**** Listed entries ****

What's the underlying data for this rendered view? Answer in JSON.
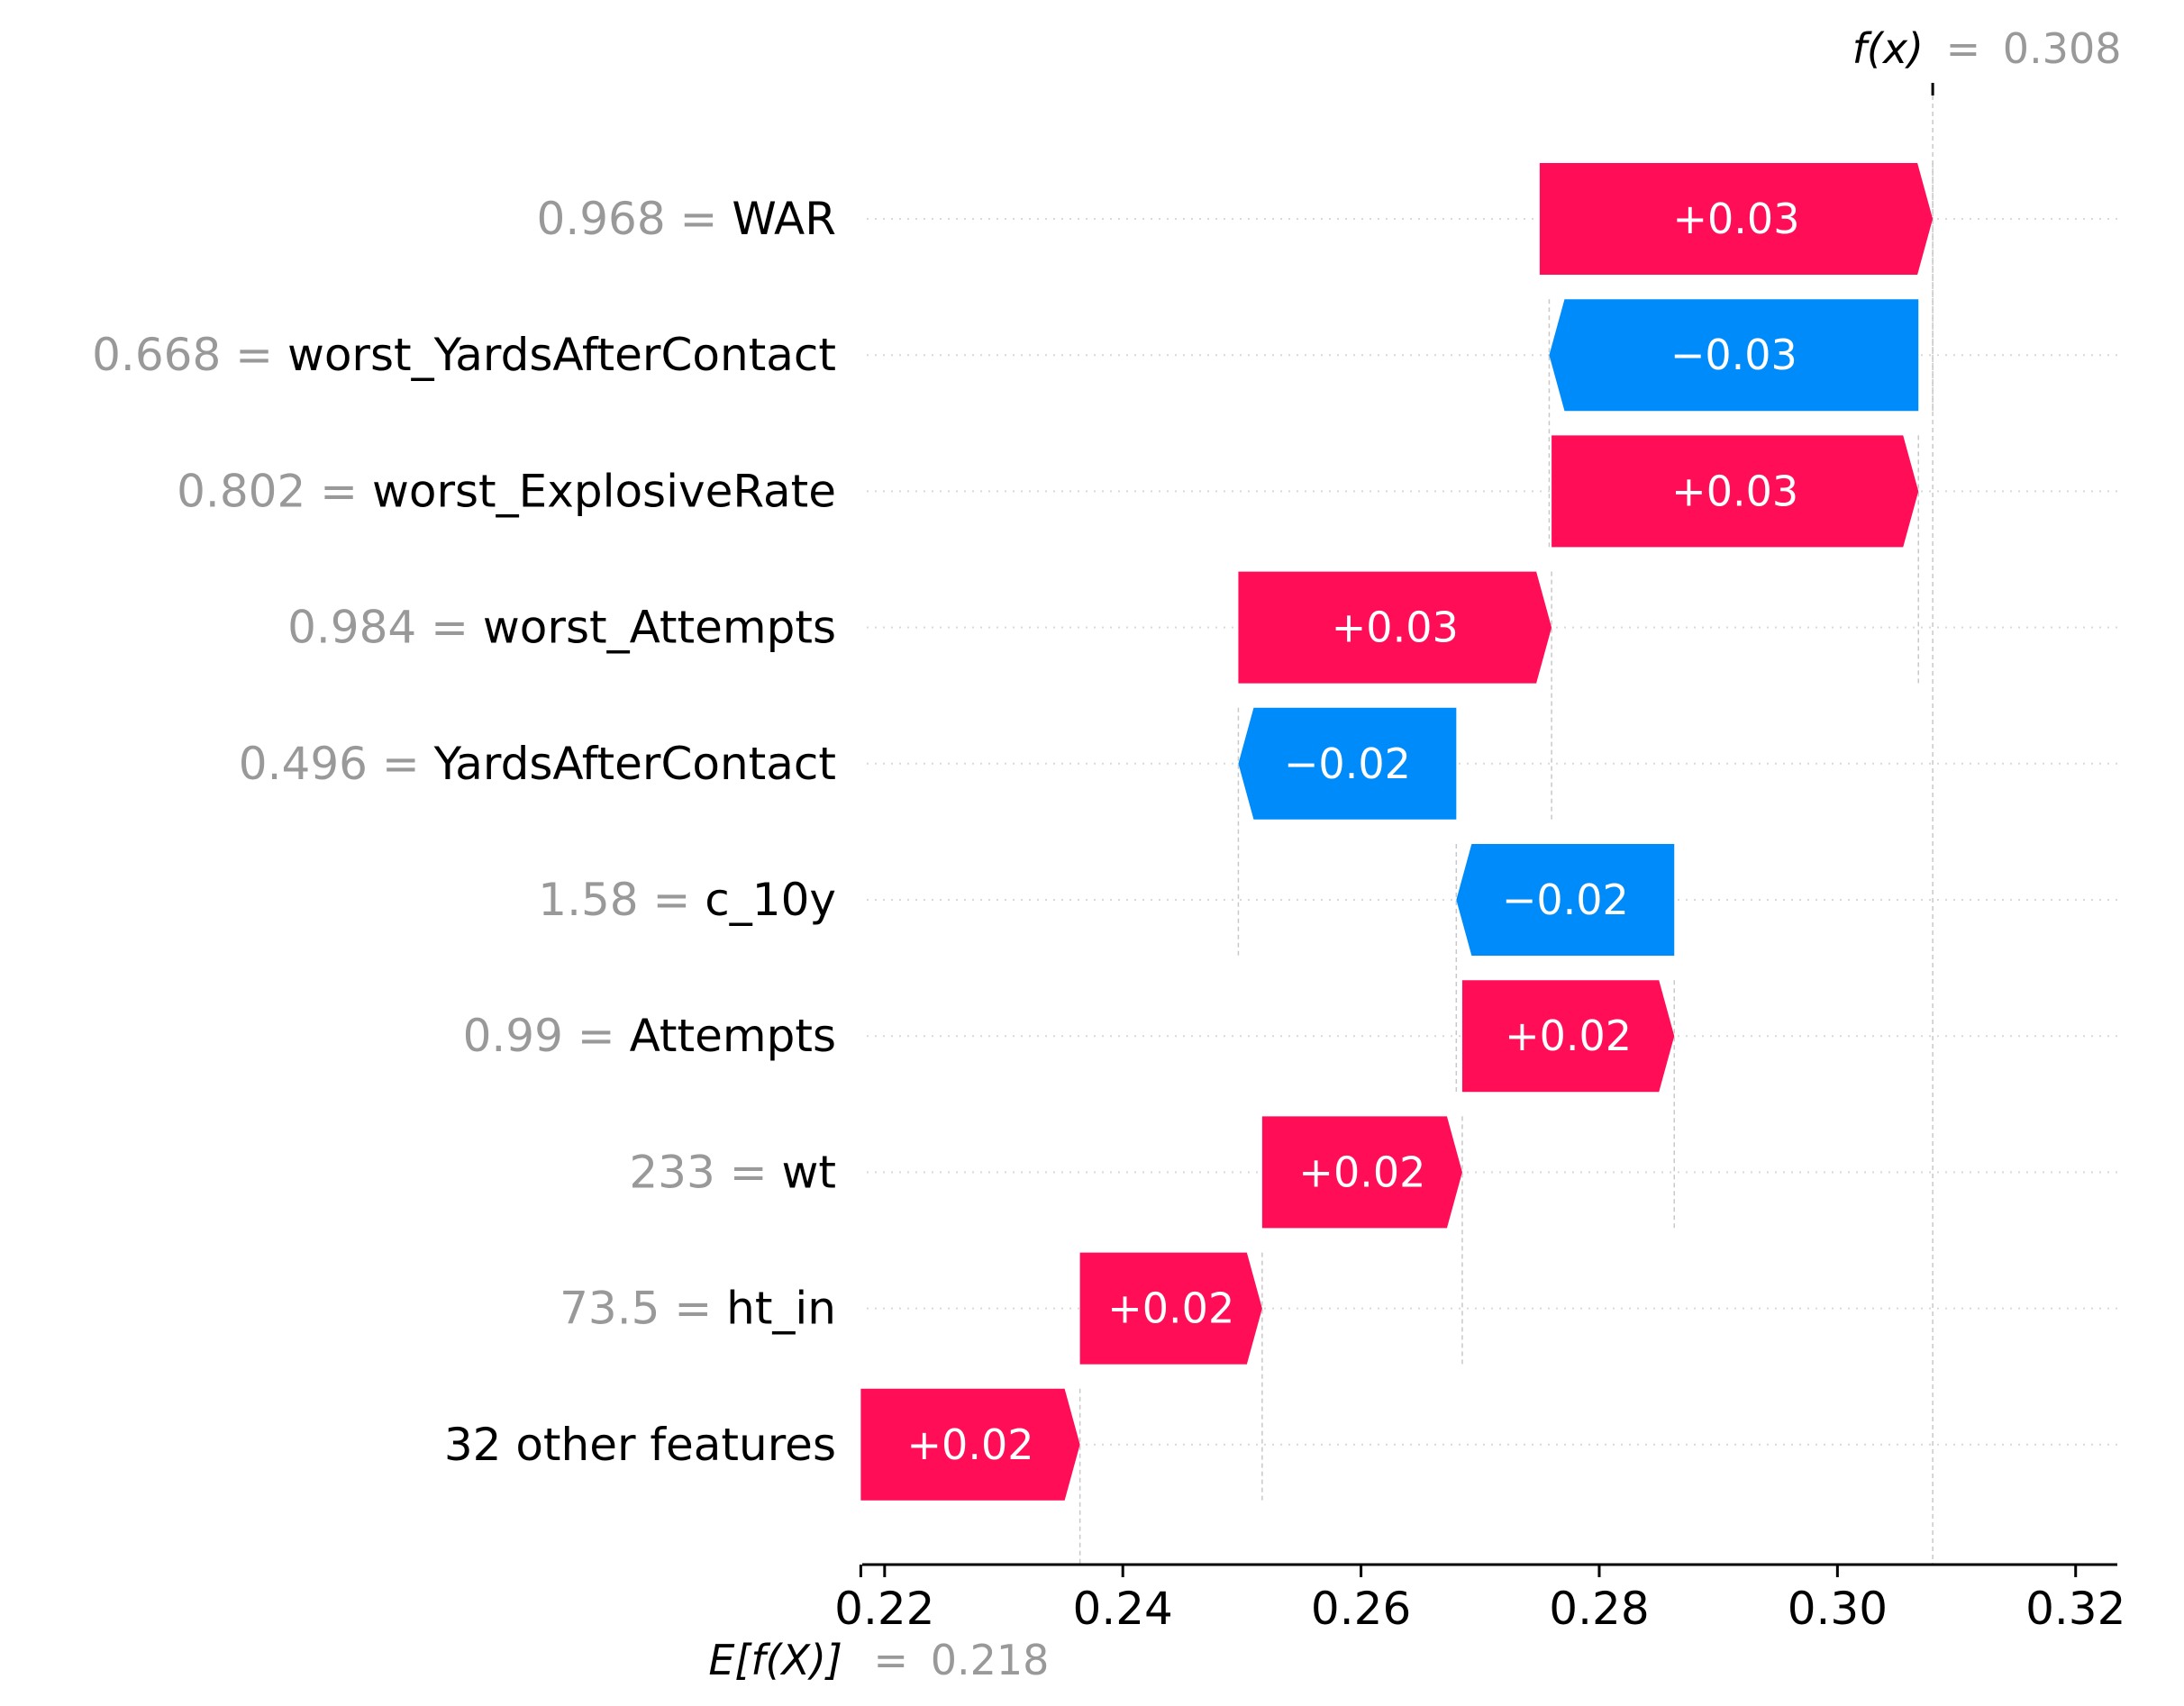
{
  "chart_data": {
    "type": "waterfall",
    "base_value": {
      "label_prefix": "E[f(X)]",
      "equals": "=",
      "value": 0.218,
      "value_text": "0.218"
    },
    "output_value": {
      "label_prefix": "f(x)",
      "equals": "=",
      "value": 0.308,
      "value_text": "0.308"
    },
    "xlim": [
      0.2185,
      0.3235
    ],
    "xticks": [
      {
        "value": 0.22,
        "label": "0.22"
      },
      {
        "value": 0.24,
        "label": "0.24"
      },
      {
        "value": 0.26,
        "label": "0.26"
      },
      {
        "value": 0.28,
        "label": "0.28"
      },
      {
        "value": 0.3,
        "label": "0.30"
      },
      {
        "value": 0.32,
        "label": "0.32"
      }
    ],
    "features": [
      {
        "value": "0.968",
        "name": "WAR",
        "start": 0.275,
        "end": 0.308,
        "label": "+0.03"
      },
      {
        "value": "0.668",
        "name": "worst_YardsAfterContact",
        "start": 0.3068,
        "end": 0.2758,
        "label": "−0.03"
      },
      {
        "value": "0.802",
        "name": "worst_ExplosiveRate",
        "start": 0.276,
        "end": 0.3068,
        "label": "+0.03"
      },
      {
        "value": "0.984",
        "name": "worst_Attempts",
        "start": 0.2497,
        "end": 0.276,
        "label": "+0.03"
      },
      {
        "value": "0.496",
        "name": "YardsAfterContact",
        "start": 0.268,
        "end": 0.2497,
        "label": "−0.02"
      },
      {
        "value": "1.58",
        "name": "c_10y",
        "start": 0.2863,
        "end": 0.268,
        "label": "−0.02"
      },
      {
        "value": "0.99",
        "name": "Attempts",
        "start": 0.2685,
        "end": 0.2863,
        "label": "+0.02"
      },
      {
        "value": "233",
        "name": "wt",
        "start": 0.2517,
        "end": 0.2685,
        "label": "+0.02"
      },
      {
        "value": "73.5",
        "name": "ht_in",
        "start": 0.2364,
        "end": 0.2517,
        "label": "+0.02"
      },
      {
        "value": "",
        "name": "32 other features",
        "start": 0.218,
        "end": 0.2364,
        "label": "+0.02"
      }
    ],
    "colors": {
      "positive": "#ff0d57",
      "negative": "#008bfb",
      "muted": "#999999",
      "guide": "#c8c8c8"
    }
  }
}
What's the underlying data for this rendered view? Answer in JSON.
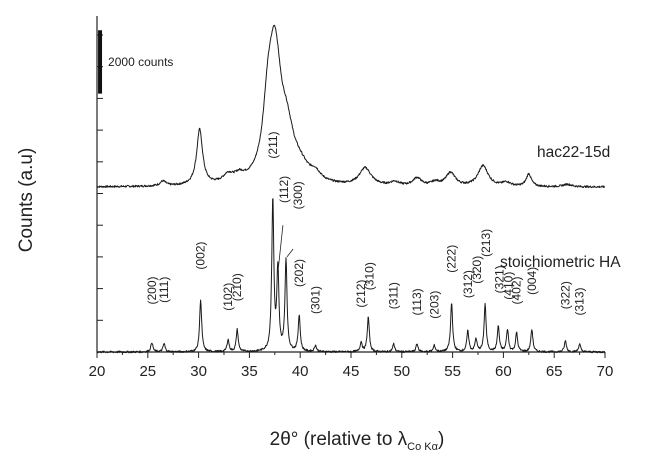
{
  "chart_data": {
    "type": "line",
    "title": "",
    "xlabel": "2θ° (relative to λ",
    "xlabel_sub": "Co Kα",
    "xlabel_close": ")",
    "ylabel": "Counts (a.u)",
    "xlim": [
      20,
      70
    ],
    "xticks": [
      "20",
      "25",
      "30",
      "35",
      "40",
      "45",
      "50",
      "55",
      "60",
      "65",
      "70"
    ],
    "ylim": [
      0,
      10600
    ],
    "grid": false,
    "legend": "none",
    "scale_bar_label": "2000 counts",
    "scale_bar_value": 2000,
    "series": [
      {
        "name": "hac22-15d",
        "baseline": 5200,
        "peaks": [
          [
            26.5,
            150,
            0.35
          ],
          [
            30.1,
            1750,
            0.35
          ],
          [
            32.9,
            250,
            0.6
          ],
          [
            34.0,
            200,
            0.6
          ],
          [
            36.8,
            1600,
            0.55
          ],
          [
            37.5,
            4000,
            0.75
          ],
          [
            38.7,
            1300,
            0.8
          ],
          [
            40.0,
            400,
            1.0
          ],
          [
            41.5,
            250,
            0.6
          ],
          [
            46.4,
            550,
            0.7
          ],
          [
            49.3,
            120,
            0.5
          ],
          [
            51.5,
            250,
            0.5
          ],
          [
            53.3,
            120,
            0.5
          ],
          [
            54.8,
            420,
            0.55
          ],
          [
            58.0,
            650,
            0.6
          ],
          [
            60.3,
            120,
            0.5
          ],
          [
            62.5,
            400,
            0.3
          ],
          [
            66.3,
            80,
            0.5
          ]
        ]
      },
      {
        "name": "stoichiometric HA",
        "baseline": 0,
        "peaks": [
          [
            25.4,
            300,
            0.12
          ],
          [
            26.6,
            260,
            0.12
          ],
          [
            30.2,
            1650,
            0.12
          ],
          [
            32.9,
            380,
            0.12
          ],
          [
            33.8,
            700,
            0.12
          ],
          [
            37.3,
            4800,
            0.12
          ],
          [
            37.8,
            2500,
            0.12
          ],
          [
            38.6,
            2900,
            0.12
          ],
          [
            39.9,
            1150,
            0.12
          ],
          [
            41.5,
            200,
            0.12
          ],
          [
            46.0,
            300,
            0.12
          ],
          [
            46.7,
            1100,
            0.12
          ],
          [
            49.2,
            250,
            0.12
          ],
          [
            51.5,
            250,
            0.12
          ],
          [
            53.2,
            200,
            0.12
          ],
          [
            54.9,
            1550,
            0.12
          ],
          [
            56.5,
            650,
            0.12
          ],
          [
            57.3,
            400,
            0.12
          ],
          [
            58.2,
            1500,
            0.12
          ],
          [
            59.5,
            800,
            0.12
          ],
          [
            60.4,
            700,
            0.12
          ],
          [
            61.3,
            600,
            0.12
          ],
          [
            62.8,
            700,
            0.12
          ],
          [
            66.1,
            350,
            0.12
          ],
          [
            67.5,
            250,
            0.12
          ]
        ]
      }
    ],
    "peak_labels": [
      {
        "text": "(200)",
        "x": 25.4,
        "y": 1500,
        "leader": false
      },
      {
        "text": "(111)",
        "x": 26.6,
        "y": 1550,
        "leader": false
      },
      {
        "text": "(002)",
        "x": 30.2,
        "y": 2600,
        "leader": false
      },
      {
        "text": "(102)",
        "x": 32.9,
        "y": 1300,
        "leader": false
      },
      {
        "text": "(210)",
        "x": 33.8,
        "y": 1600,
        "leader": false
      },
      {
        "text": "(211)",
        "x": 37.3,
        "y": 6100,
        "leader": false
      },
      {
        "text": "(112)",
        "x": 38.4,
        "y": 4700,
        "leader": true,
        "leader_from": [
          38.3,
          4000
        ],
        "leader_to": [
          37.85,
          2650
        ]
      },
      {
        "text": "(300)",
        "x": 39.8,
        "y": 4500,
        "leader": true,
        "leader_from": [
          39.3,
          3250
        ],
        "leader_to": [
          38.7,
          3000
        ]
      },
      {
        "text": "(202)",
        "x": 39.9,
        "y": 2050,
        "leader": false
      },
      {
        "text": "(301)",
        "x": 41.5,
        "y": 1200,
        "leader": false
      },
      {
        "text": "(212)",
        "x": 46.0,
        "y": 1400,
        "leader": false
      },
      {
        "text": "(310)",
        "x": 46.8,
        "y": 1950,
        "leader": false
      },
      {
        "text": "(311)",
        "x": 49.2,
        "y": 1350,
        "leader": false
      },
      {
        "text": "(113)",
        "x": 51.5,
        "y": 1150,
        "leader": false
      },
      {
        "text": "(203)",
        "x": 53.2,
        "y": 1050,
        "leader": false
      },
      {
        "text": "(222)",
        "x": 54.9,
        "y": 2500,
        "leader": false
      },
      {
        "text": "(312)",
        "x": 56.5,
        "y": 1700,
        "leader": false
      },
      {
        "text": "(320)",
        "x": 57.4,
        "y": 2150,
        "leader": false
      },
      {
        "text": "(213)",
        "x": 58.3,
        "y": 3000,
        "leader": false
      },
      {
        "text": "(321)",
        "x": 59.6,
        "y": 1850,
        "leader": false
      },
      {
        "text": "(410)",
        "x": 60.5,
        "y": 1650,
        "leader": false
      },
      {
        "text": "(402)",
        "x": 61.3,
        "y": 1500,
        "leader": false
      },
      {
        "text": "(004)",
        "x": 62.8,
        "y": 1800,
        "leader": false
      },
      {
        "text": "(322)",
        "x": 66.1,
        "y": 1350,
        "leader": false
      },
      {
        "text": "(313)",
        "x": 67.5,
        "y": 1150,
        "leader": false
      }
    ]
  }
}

****

> [Stated task]: Find the lines above that include the string "name" and copy them.

> [Answer below]:
        "name": "WAR",
        "name": "worst_YardsAfterContact",
        "name": "worst_ExplosiveRate",
        "name": "worst_Attempts",
        "name": "YardsAfterContact",
        "name": "c_10y",
        "name": "Attempts",
        "name": "wt",
        "name": "ht_in",
        "name": "32 other features",
        "name": "hac22-15d",
        "name": "stoichiometric HA",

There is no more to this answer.